** Written request **
Find all the lines with "icon" and gather them.

** Data for processing **
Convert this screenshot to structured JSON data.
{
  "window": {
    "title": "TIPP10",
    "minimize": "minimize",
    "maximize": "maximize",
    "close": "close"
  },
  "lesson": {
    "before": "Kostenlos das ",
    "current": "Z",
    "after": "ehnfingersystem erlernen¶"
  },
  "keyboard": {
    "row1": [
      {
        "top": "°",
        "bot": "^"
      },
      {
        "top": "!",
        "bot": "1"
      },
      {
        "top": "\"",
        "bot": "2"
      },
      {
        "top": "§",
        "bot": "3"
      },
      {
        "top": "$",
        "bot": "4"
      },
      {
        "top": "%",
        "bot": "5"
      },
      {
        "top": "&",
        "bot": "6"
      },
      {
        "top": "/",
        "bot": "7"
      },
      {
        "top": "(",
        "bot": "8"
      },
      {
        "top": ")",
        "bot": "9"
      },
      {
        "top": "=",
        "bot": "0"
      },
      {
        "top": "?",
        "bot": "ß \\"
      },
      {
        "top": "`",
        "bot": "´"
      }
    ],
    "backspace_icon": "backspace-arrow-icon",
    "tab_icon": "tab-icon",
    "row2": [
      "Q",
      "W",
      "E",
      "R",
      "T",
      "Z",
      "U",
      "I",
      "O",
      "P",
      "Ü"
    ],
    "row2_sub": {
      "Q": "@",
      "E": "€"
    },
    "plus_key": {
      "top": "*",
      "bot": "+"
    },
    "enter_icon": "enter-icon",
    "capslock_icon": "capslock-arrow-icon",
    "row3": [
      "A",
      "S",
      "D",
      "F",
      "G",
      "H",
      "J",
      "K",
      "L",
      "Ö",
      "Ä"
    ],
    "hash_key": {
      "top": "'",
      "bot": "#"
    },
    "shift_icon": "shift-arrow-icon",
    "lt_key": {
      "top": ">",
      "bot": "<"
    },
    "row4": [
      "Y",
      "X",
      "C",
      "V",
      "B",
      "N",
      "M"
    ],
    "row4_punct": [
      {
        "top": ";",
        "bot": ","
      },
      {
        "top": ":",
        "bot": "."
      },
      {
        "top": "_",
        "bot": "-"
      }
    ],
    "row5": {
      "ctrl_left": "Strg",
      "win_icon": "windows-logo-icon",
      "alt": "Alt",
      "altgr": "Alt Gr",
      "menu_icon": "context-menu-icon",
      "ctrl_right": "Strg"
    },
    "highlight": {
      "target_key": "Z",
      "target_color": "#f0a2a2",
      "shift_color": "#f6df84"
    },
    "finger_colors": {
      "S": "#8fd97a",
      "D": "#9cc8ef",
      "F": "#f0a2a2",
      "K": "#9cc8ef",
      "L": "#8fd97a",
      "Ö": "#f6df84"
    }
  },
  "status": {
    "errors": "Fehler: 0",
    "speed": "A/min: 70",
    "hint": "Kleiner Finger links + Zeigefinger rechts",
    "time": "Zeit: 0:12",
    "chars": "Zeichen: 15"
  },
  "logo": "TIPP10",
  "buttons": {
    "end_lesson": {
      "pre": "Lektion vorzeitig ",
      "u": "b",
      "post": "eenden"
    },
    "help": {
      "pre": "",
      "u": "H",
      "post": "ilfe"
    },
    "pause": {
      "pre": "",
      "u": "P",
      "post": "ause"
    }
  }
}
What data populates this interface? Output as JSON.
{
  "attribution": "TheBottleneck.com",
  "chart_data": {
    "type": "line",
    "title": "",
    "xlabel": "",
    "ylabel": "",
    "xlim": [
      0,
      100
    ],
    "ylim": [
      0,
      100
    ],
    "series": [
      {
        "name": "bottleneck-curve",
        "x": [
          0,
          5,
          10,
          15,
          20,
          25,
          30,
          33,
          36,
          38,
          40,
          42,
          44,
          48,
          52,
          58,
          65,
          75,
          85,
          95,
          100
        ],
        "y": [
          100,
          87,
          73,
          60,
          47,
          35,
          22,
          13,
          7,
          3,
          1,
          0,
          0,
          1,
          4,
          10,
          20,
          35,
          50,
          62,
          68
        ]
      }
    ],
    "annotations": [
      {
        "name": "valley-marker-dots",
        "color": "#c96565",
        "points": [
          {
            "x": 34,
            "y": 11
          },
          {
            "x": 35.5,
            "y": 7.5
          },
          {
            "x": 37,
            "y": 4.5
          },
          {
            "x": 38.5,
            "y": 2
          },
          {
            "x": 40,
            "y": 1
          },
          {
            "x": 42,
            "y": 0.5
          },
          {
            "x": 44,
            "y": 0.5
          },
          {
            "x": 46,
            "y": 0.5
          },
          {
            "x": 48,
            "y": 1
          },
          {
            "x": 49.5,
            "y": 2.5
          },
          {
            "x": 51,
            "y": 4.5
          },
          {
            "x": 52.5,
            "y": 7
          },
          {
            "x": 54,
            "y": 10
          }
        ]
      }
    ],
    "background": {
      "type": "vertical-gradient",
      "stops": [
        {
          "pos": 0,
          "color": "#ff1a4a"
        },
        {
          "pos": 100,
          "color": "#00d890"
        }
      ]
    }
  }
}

** In response **
    "backspace_icon": "backspace-arrow-icon",
    "tab_icon": "tab-icon",
    "enter_icon": "enter-icon",
    "capslock_icon": "capslock-arrow-icon",
    "shift_icon": "shift-arrow-icon",
      "win_icon": "windows-logo-icon",
      "menu_icon": "context-menu-icon",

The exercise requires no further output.